The records
· · · · · · ·
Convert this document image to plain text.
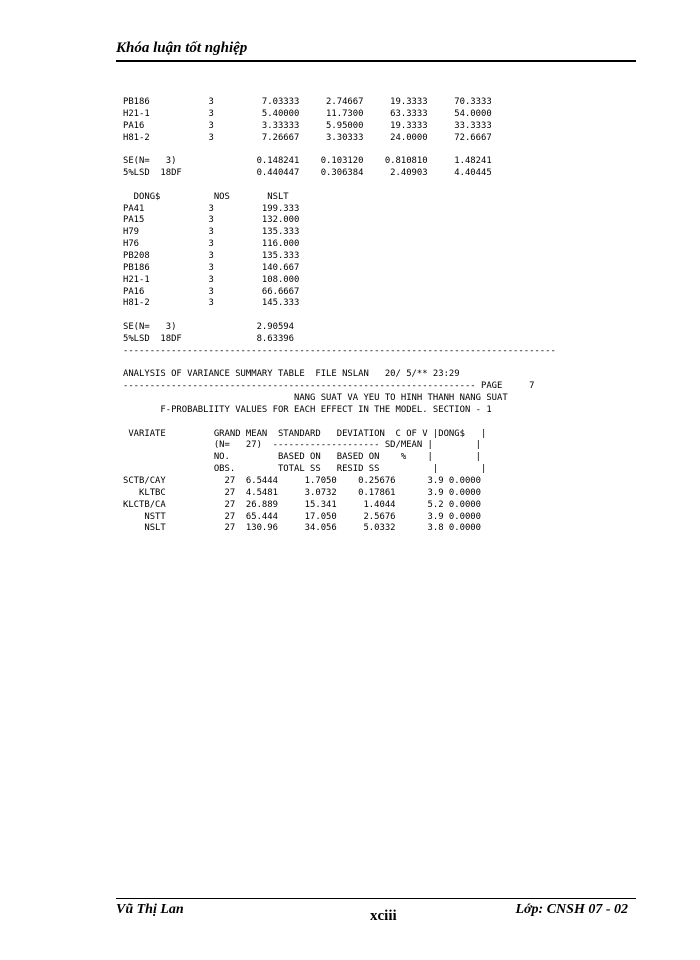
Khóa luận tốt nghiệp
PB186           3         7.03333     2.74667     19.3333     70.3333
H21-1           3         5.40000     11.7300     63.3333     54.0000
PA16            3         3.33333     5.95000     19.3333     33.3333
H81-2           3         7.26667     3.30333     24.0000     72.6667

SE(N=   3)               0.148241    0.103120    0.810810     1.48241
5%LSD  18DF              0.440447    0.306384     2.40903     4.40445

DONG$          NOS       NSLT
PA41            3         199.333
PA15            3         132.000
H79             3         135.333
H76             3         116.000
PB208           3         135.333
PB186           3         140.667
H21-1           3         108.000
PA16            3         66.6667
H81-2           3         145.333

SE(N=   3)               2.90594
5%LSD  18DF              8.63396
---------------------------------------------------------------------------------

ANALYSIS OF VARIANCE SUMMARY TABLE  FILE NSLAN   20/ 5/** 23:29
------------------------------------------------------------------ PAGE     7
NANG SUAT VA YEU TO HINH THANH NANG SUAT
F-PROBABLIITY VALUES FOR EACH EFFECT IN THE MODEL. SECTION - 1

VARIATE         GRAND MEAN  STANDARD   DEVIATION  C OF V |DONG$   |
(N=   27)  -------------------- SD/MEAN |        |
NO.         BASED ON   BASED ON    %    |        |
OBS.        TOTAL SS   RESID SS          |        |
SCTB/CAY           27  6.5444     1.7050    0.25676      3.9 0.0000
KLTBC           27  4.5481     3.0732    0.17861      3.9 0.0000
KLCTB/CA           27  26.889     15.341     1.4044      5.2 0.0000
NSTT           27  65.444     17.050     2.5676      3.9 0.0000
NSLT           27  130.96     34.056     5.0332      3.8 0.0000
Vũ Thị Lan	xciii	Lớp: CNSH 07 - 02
· · · · · · ·
Written problem
Using the material above, set down every line exactly, but skip the pictures.

Task solution
Convert this document image to plain text.
Khóa luận tốt nghiệp
PB186           3         7.03333     2.74667     19.3333     70.3333
H21-1           3         5.40000     11.7300     63.3333     54.0000
PA16            3         3.33333     5.95000     19.3333     33.3333
H81-2           3         7.26667     3.30333     24.0000     72.6667

SE(N=   3)               0.148241    0.103120    0.810810     1.48241
5%LSD  18DF              0.440447    0.306384     2.40903     4.40445

DONG$          NOS       NSLT
PA41            3         199.333
PA15            3         132.000
H79             3         135.333
H76             3         116.000
PB208           3         135.333
PB186           3         140.667
H21-1           3         108.000
PA16            3         66.6667
H81-2           3         145.333

SE(N=   3)               2.90594
5%LSD  18DF              8.63396
---------------------------------------------------------------------------------

ANALYSIS OF VARIANCE SUMMARY TABLE  FILE NSLAN   20/ 5/** 23:29
------------------------------------------------------------------ PAGE     7
NANG SUAT VA YEU TO HINH THANH NANG SUAT
F-PROBABLIITY VALUES FOR EACH EFFECT IN THE MODEL. SECTION - 1

VARIATE         GRAND MEAN  STANDARD   DEVIATION  C OF V |DONG$   |
(N=   27)  -------------------- SD/MEAN |        |
NO.         BASED ON   BASED ON    %    |        |
OBS.        TOTAL SS   RESID SS          |        |
SCTB/CAY           27  6.5444     1.7050    0.25676      3.9 0.0000
KLTBC           27  4.5481     3.0732    0.17861      3.9 0.0000
KLCTB/CA           27  26.889     15.341     1.4044      5.2 0.0000
NSTT           27  65.444     17.050     2.5676      3.9 0.0000
NSLT           27  130.96     34.056     5.0332      3.8 0.0000
Vũ Thị Lan	xciii	Lớp: CNSH 07 - 02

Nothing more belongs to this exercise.